◆ Work to complete
Give back the entire listing verbatim.

◆ Listed entries
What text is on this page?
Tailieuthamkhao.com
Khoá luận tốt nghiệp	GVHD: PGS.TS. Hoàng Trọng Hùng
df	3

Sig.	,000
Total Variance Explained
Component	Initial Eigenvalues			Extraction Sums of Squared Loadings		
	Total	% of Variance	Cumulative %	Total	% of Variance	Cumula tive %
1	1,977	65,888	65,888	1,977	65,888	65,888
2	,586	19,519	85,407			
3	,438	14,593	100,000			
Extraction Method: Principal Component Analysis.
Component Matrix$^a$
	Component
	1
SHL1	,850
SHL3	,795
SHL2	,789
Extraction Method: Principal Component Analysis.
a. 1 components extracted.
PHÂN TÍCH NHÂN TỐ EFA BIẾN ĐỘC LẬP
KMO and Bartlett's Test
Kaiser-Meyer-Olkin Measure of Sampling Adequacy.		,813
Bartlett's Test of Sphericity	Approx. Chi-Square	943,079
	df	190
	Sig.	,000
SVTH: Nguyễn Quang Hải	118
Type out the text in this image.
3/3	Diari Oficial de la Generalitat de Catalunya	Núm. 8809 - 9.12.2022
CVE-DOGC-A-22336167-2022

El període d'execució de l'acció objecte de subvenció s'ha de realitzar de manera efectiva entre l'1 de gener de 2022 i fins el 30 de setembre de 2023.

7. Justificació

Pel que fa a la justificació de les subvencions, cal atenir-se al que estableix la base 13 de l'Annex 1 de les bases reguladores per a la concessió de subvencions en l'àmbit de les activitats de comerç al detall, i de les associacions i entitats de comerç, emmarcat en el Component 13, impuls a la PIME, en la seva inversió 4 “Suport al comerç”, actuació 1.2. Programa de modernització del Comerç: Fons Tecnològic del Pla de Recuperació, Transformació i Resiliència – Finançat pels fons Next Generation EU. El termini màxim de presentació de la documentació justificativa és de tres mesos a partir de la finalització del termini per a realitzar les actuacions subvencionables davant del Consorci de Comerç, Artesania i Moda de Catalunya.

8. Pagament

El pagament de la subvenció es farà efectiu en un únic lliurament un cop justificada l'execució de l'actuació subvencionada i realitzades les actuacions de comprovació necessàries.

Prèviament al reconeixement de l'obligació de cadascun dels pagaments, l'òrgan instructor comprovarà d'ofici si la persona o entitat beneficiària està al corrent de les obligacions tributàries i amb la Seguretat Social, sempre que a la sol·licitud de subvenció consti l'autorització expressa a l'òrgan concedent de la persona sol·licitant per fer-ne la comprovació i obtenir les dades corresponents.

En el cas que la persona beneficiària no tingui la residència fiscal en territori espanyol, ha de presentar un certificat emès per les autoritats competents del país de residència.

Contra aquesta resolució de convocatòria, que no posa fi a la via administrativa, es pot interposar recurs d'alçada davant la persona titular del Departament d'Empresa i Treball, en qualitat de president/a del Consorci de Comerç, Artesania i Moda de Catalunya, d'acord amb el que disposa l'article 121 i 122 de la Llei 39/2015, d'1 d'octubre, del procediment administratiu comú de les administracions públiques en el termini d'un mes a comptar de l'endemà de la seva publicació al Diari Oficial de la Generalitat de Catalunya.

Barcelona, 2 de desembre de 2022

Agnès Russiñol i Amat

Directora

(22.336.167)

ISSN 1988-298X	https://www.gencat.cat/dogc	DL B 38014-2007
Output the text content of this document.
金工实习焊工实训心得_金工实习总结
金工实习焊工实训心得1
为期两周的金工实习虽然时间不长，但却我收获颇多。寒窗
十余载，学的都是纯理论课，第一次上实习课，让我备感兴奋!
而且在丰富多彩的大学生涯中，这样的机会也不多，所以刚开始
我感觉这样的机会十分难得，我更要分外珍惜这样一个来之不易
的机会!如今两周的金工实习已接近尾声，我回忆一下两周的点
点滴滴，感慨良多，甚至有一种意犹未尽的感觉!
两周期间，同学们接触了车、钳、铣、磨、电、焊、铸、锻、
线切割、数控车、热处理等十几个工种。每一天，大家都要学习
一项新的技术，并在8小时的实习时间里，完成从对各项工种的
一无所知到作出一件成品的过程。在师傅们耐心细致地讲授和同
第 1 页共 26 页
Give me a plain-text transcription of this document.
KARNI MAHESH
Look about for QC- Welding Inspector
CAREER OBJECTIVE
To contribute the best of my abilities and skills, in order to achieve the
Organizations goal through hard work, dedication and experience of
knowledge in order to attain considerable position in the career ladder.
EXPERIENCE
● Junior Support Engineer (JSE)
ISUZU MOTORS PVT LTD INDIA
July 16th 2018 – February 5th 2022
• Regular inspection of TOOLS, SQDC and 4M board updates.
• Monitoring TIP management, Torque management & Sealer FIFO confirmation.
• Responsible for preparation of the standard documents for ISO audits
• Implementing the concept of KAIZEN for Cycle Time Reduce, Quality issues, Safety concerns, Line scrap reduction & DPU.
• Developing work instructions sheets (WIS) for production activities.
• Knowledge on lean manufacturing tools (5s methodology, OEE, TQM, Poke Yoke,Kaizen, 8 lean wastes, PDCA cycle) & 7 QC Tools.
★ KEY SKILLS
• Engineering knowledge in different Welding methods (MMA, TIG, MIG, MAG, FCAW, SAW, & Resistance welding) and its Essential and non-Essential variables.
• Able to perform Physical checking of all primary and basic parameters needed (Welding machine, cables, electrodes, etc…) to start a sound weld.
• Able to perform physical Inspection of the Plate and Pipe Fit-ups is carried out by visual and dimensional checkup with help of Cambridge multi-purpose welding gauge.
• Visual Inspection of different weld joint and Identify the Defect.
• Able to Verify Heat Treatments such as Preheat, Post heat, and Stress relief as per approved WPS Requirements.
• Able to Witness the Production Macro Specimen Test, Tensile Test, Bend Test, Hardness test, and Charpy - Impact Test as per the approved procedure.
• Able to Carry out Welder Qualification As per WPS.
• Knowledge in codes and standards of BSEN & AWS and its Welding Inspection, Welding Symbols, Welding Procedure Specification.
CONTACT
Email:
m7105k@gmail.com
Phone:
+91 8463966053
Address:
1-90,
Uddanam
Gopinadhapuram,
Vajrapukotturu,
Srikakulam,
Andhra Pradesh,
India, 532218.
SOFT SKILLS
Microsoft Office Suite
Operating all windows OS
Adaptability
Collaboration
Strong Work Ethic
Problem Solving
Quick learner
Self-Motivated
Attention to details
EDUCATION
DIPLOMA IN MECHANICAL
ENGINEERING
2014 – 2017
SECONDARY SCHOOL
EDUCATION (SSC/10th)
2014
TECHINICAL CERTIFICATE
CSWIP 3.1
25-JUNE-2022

◆ Answer in full
What text is on this page?
Tailieuthamkhao.com
Khoá luận tốt nghiệp	GVHD: PGS.TS. Hoàng Trọng Hùng
df	3

Sig.	,000
Total Variance Explained
Component	Initial Eigenvalues			Extraction Sums of Squared Loadings		
	Total	% of Variance	Cumulative %	Total	% of Variance	Cumula tive %
1	1,977	65,888	65,888	1,977	65,888	65,888
2	,586	19,519	85,407			
3	,438	14,593	100,000			
Extraction Method: Principal Component Analysis.
Component Matrix$^a$
	Component
	1
SHL1	,850
SHL3	,795
SHL2	,789
Extraction Method: Principal Component Analysis.
a. 1 components extracted.
PHÂN TÍCH NHÂN TỐ EFA BIẾN ĐỘC LẬP
KMO and Bartlett's Test
Kaiser-Meyer-Olkin Measure of Sampling Adequacy.		,813
Bartlett's Test of Sphericity	Approx. Chi-Square	943,079
	df	190
	Sig.	,000
SVTH: Nguyễn Quang Hải	118
Type out the text in this image.
3/3	Diari Oficial de la Generalitat de Catalunya	Núm. 8809 - 9.12.2022
CVE-DOGC-A-22336167-2022

El període d'execució de l'acció objecte de subvenció s'ha de realitzar de manera efectiva entre l'1 de gener de 2022 i fins el 30 de setembre de 2023.

7. Justificació

Pel que fa a la justificació de les subvencions, cal atenir-se al que estableix la base 13 de l'Annex 1 de les bases reguladores per a la concessió de subvencions en l'àmbit de les activitats de comerç al detall, i de les associacions i entitats de comerç, emmarcat en el Component 13, impuls a la PIME, en la seva inversió 4 “Suport al comerç”, actuació 1.2. Programa de modernització del Comerç: Fons Tecnològic del Pla de Recuperació, Transformació i Resiliència – Finançat pels fons Next Generation EU. El termini màxim de presentació de la documentació justificativa és de tres mesos a partir de la finalització del termini per a realitzar les actuacions subvencionables davant del Consorci de Comerç, Artesania i Moda de Catalunya.

8. Pagament

El pagament de la subvenció es farà efectiu en un únic lliurament un cop justificada l'execució de l'actuació subvencionada i realitzades les actuacions de comprovació necessàries.

Prèviament al reconeixement de l'obligació de cadascun dels pagaments, l'òrgan instructor comprovarà d'ofici si la persona o entitat beneficiària està al corrent de les obligacions tributàries i amb la Seguretat Social, sempre que a la sol·licitud de subvenció consti l'autorització expressa a l'òrgan concedent de la persona sol·licitant per fer-ne la comprovació i obtenir les dades corresponents.

En el cas que la persona beneficiària no tingui la residència fiscal en territori espanyol, ha de presentar un certificat emès per les autoritats competents del país de residència.

Contra aquesta resolució de convocatòria, que no posa fi a la via administrativa, es pot interposar recurs d'alçada davant la persona titular del Departament d'Empresa i Treball, en qualitat de president/a del Consorci de Comerç, Artesania i Moda de Catalunya, d'acord amb el que disposa l'article 121 i 122 de la Llei 39/2015, d'1 d'octubre, del procediment administratiu comú de les administracions públiques en el termini d'un mes a comptar de l'endemà de la seva publicació al Diari Oficial de la Generalitat de Catalunya.

Barcelona, 2 de desembre de 2022

Agnès Russiñol i Amat

Directora

(22.336.167)

ISSN 1988-298X	https://www.gencat.cat/dogc	DL B 38014-2007
Output the text content of this document.
金工实习焊工实训心得_金工实习总结
金工实习焊工实训心得1
为期两周的金工实习虽然时间不长，但却我收获颇多。寒窗
十余载，学的都是纯理论课，第一次上实习课，让我备感兴奋!
而且在丰富多彩的大学生涯中，这样的机会也不多，所以刚开始
我感觉这样的机会十分难得，我更要分外珍惜这样一个来之不易
的机会!如今两周的金工实习已接近尾声，我回忆一下两周的点
点滴滴，感慨良多，甚至有一种意犹未尽的感觉!
两周期间，同学们接触了车、钳、铣、磨、电、焊、铸、锻、
线切割、数控车、热处理等十几个工种。每一天，大家都要学习
一项新的技术，并在8小时的实习时间里，完成从对各项工种的
一无所知到作出一件成品的过程。在师傅们耐心细致地讲授和同
第 1 页共 26 页
Give me a plain-text transcription of this document.
KARNI MAHESH
Look about for QC- Welding Inspector
CAREER OBJECTIVE
To contribute the best of my abilities and skills, in order to achieve the
Organizations goal through hard work, dedication and experience of
knowledge in order to attain considerable position in the career ladder.
EXPERIENCE
● Junior Support Engineer (JSE)
ISUZU MOTORS PVT LTD INDIA
July 16th 2018 – February 5th 2022
• Regular inspection of TOOLS, SQDC and 4M board updates.
• Monitoring TIP management, Torque management & Sealer FIFO confirmation.
• Responsible for preparation of the standard documents for ISO audits
• Implementing the concept of KAIZEN for Cycle Time Reduce, Quality issues, Safety concerns, Line scrap reduction & DPU.
• Developing work instructions sheets (WIS) for production activities.
• Knowledge on lean manufacturing tools (5s methodology, OEE, TQM, Poke Yoke,Kaizen, 8 lean wastes, PDCA cycle) & 7 QC Tools.
★ KEY SKILLS
• Engineering knowledge in different Welding methods (MMA, TIG, MIG, MAG, FCAW, SAW, & Resistance welding) and its Essential and non-Essential variables.
• Able to perform Physical checking of all primary and basic parameters needed (Welding machine, cables, electrodes, etc…) to start a sound weld.
• Able to perform physical Inspection of the Plate and Pipe Fit-ups is carried out by visual and dimensional checkup with help of Cambridge multi-purpose welding gauge.
• Visual Inspection of different weld joint and Identify the Defect.
• Able to Verify Heat Treatments such as Preheat, Post heat, and Stress relief as per approved WPS Requirements.
• Able to Witness the Production Macro Specimen Test, Tensile Test, Bend Test, Hardness test, and Charpy - Impact Test as per the approved procedure.
• Able to Carry out Welder Qualification As per WPS.
• Knowledge in codes and standards of BSEN & AWS and its Welding Inspection, Welding Symbols, Welding Procedure Specification.
CONTACT
Email:
m7105k@gmail.com
Phone:
+91 8463966053
Address:
1-90,
Uddanam
Gopinadhapuram,
Vajrapukotturu,
Srikakulam,
Andhra Pradesh,
India, 532218.
SOFT SKILLS
Microsoft Office Suite
Operating all windows OS
Adaptability
Collaboration
Strong Work Ethic
Problem Solving
Quick learner
Self-Motivated
Attention to details
EDUCATION
DIPLOMA IN MECHANICAL
ENGINEERING
2014 – 2017
SECONDARY SCHOOL
EDUCATION (SSC/10th)
2014
TECHINICAL CERTIFICATE
CSWIP 3.1
25-JUNE-2022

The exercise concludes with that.